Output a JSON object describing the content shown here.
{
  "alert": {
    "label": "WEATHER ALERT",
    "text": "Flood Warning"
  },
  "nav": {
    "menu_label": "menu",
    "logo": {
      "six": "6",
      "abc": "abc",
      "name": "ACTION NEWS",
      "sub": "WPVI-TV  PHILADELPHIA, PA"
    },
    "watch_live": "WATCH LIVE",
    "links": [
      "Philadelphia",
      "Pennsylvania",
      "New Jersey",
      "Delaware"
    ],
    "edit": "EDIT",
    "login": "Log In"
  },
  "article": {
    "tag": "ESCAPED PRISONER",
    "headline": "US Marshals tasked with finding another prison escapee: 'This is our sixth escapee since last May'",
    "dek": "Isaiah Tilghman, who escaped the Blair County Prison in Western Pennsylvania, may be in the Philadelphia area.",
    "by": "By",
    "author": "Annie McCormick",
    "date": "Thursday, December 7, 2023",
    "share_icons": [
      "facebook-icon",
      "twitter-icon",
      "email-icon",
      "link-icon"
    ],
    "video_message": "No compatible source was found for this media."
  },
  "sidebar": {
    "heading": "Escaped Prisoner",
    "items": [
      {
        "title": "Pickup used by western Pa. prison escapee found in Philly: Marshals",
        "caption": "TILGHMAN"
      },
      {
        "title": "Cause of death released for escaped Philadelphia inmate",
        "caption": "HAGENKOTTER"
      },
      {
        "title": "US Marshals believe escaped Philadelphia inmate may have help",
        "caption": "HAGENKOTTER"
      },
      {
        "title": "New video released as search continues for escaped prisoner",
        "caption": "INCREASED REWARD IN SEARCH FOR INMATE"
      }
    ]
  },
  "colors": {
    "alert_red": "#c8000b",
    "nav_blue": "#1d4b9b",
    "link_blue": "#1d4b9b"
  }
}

_BRIEF:_ Copy every line in the records above that contains the word "found".

_CORRECT RESPONSE:_
    "video_message": "No compatible source was found for this media."
        "title": "Pickup used by western Pa. prison escapee found in Philly: Marshals",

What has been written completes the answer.